═════ SELECTION

There are many webpages about the Set, how it is produced, and the mathematics behind it.
Simply do a search on 'Mandelbrot Set' or 'Fractals' in your favorite search engine,
and you will find enough material to keep you busy for a long time.
There are lots of programs on the web you can use to generate fractals including the Mandelbrot Set on your own computer. This is a fascinating thing to do, and you can make beautiful pictures without knowing anything about the math. Again, the web contains many programs, many of which are free, which allow creation of these wonders. A good free program to get is named Chaos Pro. The Mandelbrot Set is a beautiful metaphor for the human mind because it contains infinity in a finite area and proves mathematically that this is possible! The boundary of the Set is literally infinitely long, and yet we can see the whole set on a finite plane on our computer screen. The Set is the area shown in the color black in the picture shown here. The colors around the black area of the set are produced by the arbitrary assignation of different colors to the areas outside of the set depending on the mathematical characteristics of the point under consideration. In this view, we cannot see the finer detail that would appear if we magnified a section near the boundary. Again, the colors are arbitrary and simply allow us to see the representation of the Set on the screen. If you were to start zooming in on the boundary of the Set, you would magnify the portion you chose to look into. The four pictures below should help to convey this. The best way to appreciate zooming in on the Set and to explore the infinite length of its boundary is to observe successively higher power zooms on your own computer using a fractal program. |
These four pictures are four frames from a full length movie of a zoom into the
Mandelbrot Set which was arbitrarily stopped at the last frame shown below.

══════════
═════ COLLECTED DATA

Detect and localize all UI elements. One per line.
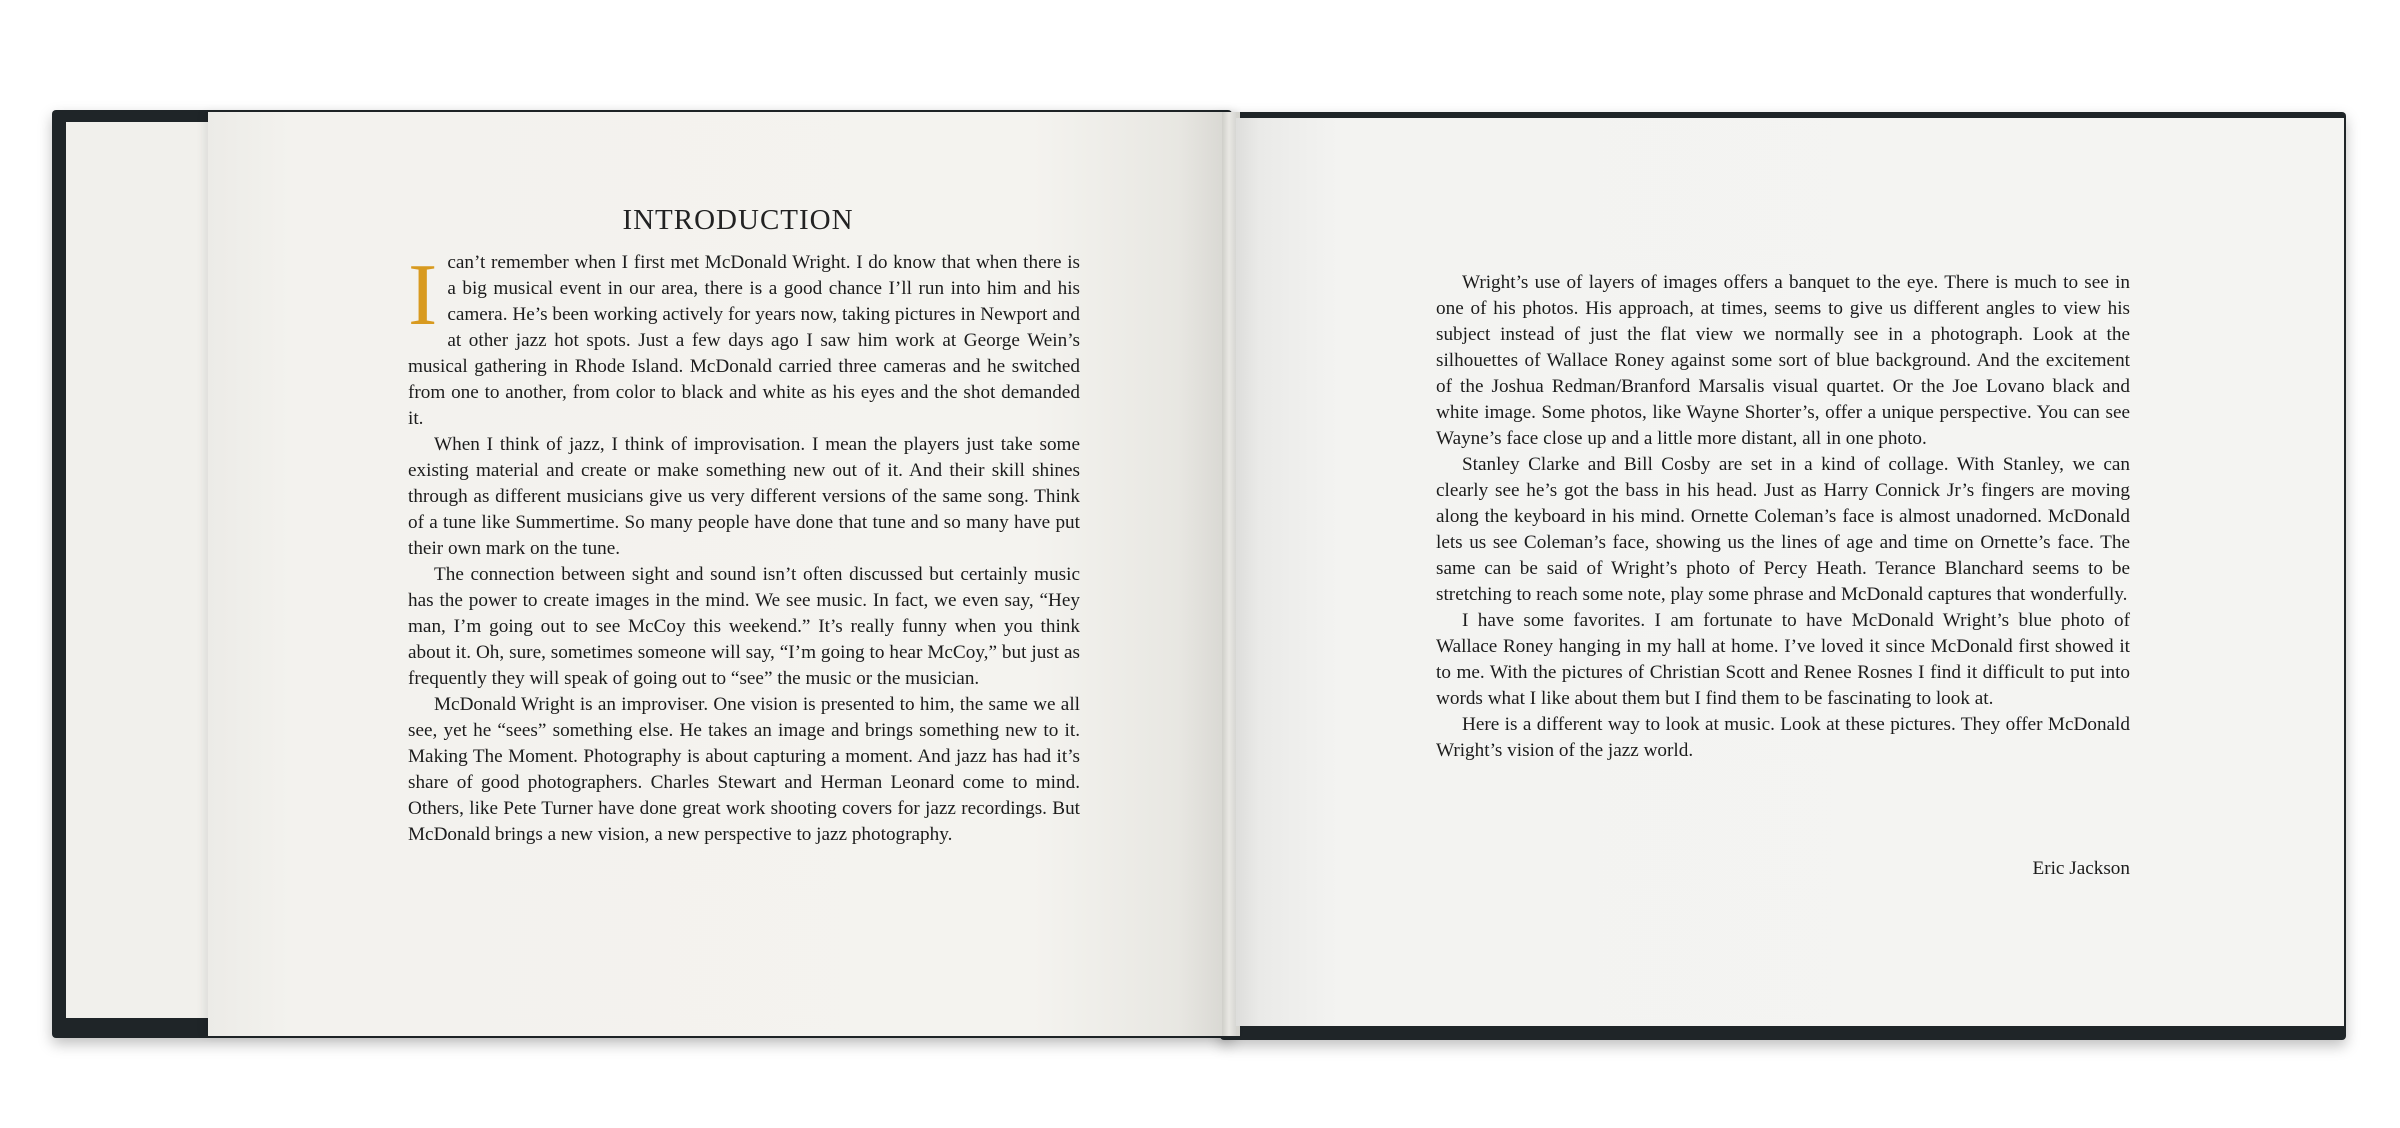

══════════

TASK PROMPT -
What free program does the Mandelbrot Set passage recommend for generating fractals? The lines above play no part in this.

THE RESPONSE -
Chaos Pro